▶ **Required work**: From the listing, collect all lines containing the word "going".

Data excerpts
######
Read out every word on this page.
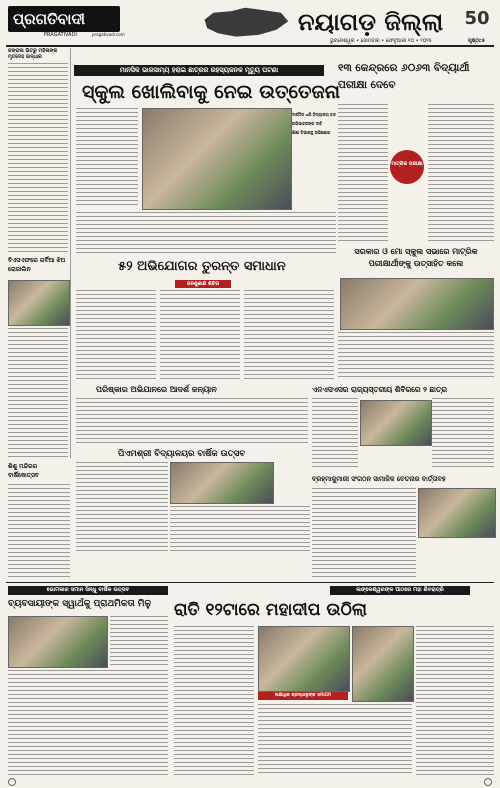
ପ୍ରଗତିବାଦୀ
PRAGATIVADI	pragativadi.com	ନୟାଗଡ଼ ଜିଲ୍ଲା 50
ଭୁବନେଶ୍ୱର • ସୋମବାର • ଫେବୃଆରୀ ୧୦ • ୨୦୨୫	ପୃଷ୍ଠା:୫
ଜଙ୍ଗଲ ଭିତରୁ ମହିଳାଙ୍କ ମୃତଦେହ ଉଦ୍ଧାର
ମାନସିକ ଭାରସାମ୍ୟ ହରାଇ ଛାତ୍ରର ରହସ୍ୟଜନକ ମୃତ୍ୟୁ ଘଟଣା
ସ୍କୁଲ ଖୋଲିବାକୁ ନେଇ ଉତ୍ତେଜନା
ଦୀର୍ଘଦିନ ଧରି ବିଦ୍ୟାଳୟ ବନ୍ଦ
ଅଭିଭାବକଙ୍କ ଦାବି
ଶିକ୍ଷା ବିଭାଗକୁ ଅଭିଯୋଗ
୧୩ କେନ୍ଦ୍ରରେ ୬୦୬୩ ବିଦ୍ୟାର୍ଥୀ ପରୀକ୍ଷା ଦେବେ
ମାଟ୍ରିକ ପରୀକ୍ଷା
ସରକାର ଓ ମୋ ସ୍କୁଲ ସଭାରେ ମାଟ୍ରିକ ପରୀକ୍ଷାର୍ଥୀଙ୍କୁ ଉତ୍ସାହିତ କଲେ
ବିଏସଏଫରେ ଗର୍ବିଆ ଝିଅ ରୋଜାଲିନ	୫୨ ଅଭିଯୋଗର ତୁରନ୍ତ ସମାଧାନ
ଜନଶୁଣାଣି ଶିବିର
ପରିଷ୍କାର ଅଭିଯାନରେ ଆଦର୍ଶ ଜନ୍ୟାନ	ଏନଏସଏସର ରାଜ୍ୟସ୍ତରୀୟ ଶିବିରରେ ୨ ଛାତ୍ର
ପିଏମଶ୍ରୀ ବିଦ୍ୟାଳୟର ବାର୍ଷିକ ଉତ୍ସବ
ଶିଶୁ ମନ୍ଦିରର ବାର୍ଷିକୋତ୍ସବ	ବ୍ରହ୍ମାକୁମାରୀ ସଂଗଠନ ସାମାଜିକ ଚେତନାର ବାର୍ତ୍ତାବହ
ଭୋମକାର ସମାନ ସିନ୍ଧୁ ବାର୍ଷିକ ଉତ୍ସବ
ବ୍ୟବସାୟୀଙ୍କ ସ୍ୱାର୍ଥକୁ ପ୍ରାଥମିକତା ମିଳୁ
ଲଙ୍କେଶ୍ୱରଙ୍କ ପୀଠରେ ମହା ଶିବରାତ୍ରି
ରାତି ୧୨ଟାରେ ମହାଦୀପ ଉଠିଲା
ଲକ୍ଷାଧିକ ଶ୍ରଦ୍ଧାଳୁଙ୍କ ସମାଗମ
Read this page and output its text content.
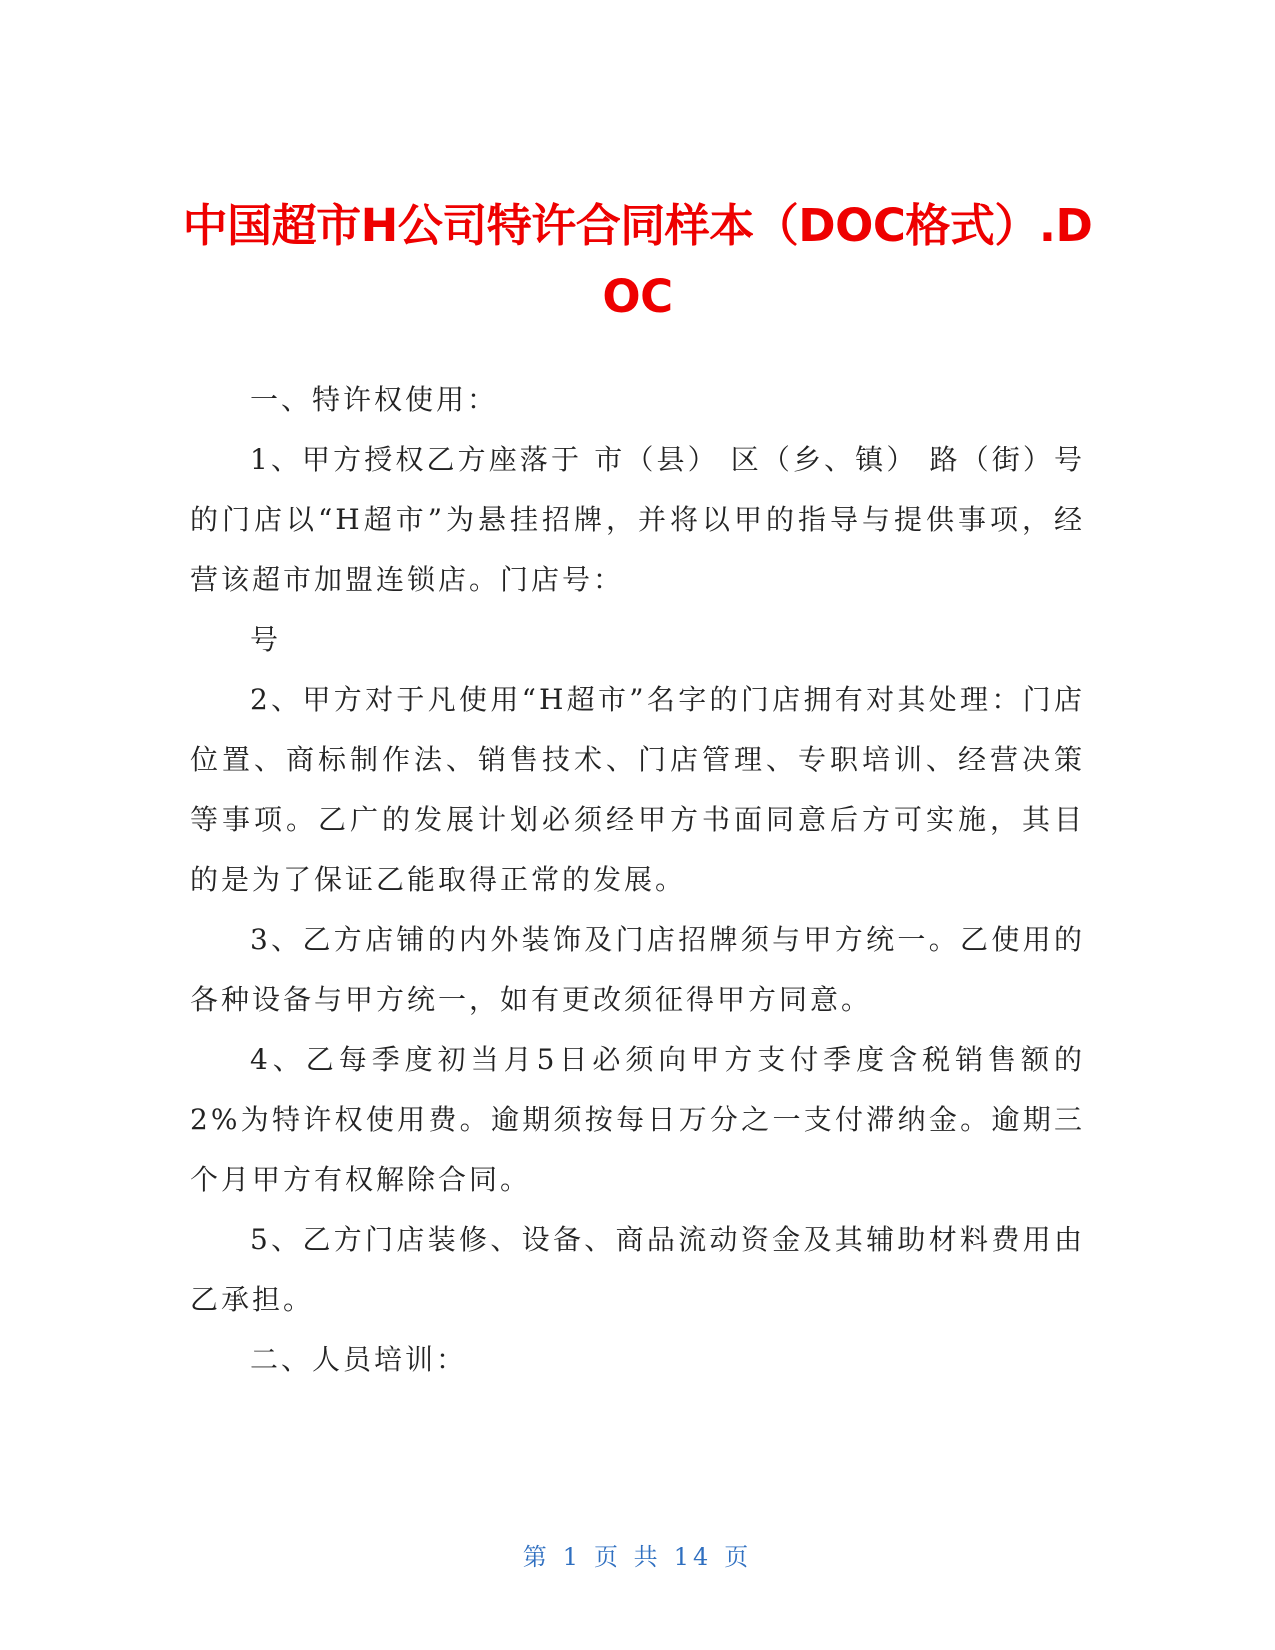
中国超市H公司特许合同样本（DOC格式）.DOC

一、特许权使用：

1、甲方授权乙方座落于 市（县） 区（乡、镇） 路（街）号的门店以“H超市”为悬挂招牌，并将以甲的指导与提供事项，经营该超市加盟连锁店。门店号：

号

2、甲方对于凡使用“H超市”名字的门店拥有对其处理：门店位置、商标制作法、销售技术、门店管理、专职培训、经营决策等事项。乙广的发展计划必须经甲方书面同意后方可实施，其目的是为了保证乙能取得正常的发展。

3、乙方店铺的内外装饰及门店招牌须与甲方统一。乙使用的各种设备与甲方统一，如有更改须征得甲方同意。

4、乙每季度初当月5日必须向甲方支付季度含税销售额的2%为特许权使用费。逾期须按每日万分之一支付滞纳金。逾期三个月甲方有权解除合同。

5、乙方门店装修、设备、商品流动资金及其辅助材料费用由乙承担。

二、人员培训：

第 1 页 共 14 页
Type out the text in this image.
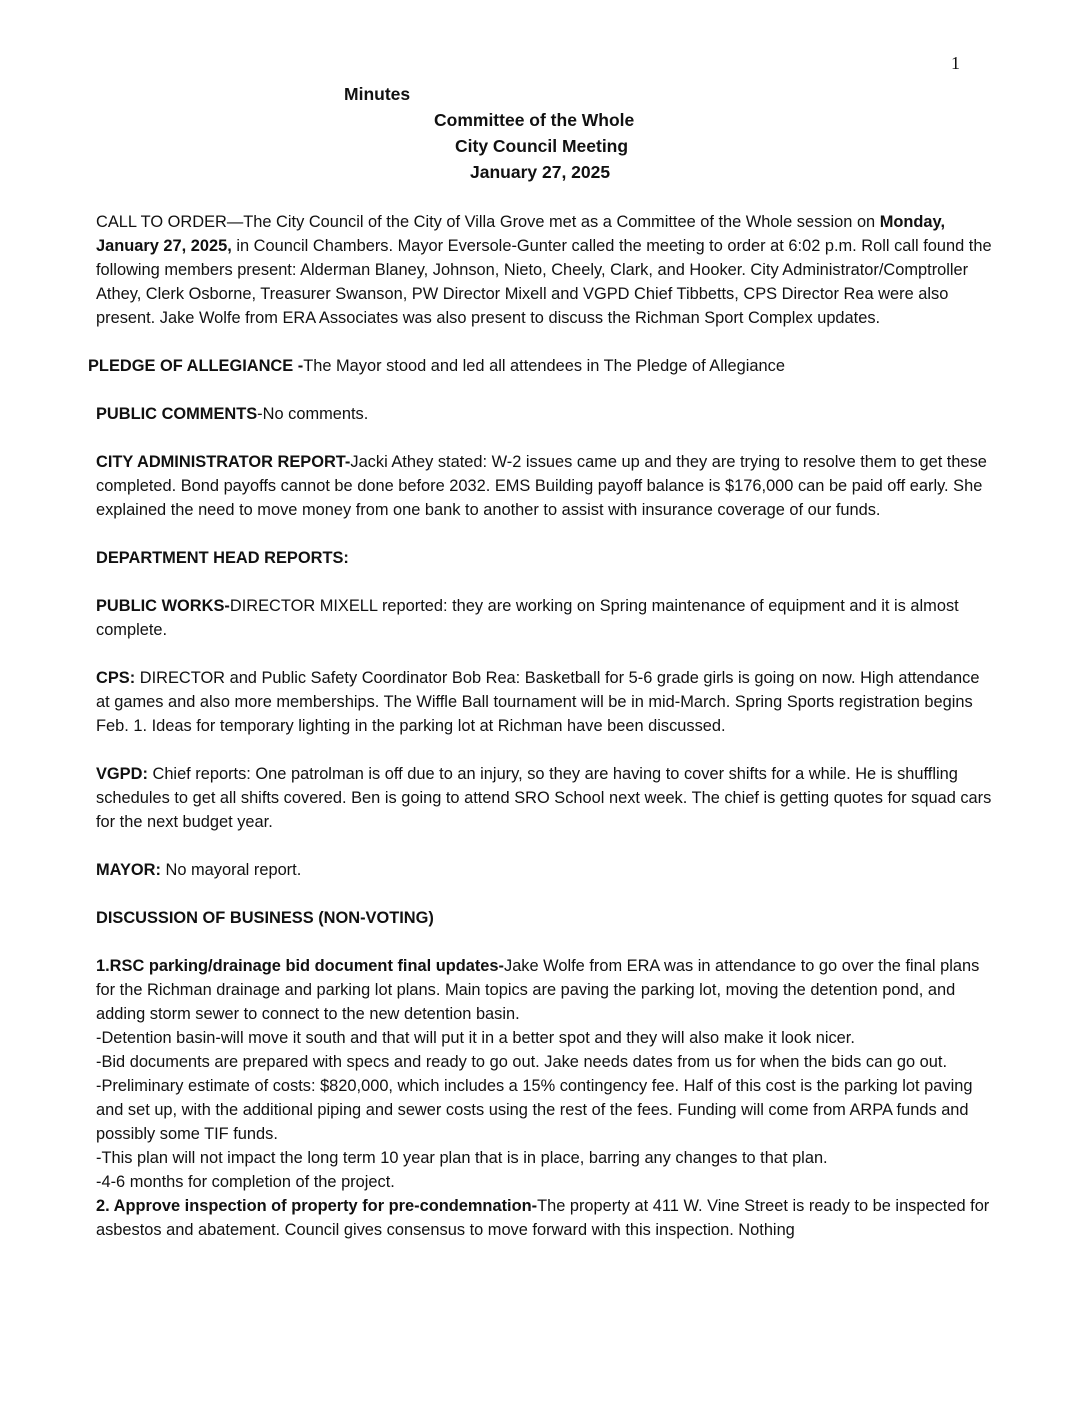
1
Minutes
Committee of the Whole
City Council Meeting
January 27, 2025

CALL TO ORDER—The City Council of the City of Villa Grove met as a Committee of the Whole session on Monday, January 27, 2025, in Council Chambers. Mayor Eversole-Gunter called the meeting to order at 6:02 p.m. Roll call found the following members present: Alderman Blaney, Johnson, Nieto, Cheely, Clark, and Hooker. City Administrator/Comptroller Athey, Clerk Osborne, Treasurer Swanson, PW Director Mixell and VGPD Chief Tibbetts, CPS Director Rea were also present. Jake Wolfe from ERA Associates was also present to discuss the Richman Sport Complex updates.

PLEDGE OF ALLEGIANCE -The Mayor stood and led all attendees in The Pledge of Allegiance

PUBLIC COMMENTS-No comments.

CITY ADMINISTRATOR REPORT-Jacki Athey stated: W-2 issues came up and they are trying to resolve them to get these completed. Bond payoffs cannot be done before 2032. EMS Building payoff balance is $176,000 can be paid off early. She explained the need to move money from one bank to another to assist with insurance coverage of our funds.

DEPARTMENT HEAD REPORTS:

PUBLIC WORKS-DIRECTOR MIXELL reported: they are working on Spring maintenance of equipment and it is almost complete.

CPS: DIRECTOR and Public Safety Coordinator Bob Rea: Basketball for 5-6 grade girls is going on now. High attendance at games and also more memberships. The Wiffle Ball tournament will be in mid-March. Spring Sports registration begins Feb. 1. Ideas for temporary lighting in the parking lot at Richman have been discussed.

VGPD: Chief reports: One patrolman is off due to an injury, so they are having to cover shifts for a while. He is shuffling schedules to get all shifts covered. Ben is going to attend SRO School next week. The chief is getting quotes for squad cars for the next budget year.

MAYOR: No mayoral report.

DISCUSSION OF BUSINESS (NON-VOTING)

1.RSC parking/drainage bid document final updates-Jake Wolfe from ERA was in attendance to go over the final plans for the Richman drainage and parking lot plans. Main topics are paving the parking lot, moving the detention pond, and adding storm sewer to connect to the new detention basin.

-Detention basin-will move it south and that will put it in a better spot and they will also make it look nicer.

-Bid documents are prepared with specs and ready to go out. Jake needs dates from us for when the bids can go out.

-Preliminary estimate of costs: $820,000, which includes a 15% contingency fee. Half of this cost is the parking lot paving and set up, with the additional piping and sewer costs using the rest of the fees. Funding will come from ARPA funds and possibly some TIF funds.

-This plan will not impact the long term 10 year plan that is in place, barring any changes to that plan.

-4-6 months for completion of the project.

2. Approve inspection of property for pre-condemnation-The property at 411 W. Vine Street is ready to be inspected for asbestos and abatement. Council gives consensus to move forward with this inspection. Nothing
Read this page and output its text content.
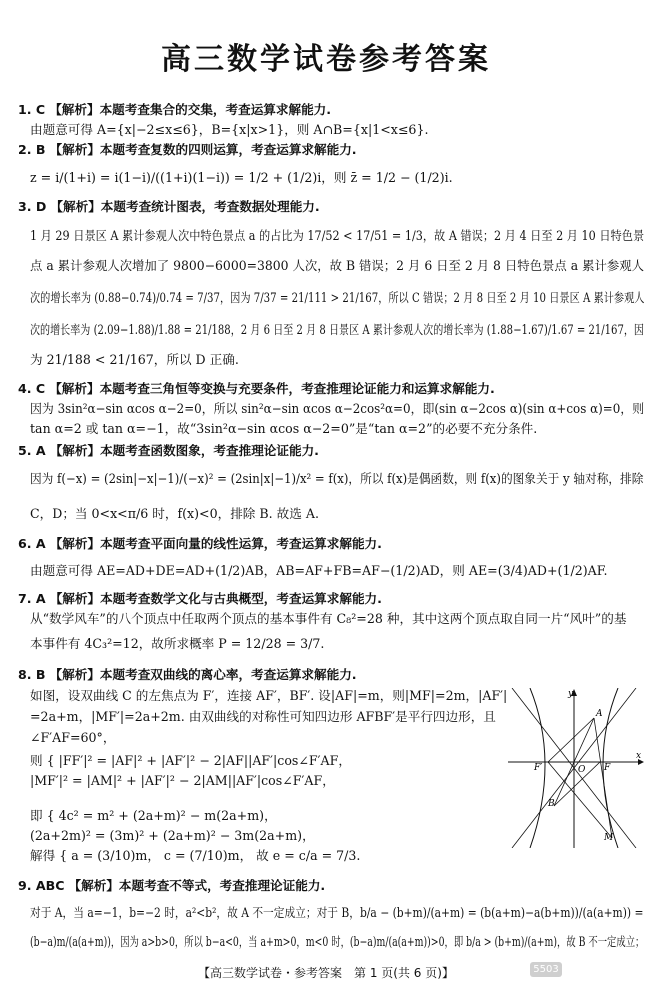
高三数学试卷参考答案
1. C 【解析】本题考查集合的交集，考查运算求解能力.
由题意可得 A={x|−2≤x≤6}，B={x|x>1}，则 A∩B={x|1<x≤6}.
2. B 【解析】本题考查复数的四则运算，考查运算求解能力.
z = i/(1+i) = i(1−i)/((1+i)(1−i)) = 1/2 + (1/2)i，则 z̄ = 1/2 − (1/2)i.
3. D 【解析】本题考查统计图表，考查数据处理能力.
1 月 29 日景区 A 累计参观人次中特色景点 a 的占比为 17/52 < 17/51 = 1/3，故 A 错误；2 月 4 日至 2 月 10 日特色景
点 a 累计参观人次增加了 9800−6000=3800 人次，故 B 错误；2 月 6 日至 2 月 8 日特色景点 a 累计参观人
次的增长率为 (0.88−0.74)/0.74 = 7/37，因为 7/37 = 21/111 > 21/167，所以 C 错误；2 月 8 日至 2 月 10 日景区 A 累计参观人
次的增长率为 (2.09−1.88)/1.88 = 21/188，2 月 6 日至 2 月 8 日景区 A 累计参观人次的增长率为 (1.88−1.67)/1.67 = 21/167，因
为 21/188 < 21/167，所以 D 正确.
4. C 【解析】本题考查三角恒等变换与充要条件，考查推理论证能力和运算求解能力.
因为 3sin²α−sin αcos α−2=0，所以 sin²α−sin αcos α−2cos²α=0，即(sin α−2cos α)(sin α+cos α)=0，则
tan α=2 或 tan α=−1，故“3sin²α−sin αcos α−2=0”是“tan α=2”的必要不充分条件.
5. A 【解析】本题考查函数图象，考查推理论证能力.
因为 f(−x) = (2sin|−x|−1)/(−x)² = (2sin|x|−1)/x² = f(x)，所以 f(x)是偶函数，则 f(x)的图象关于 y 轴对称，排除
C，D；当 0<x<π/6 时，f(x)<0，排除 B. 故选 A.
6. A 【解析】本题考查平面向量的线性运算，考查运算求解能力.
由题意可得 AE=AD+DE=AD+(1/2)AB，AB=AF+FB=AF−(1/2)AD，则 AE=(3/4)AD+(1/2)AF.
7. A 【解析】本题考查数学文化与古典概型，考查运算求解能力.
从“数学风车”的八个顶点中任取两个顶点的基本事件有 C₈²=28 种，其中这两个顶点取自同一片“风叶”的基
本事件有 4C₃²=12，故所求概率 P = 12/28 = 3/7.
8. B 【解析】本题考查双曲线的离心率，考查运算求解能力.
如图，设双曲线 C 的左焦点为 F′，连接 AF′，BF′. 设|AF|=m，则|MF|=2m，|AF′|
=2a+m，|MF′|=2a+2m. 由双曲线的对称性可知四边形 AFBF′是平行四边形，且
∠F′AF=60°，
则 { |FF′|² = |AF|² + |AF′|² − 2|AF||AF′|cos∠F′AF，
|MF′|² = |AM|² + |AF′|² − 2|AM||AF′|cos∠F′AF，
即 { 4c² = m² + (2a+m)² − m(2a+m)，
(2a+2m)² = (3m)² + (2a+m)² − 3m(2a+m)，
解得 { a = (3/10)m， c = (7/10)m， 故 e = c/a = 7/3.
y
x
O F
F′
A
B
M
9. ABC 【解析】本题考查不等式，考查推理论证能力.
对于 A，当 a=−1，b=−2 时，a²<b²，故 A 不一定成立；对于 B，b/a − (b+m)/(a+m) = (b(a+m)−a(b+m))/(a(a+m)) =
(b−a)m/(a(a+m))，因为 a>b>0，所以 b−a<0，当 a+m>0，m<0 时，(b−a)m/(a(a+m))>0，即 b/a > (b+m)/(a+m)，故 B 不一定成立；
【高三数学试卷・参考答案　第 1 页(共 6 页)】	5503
######
▶ **Solution**:
CPS: DIRECTOR and Public Safety Coordinator Bob Rea: Basketball for 5-6 grade girls is going on now. High attendance at games and also more memberships. The Wiffle Ball tournament will be in mid-March. Spring Sports registration begins Feb. 1. Ideas for temporary lighting in the parking lot at Richman have been discussed.
VGPD: Chief reports: One patrolman is off due to an injury, so they are having to cover shifts for a while. He is shuffling schedules to get all shifts covered. Ben is going to attend SRO School next week. The chief is getting quotes for squad cars for the next budget year.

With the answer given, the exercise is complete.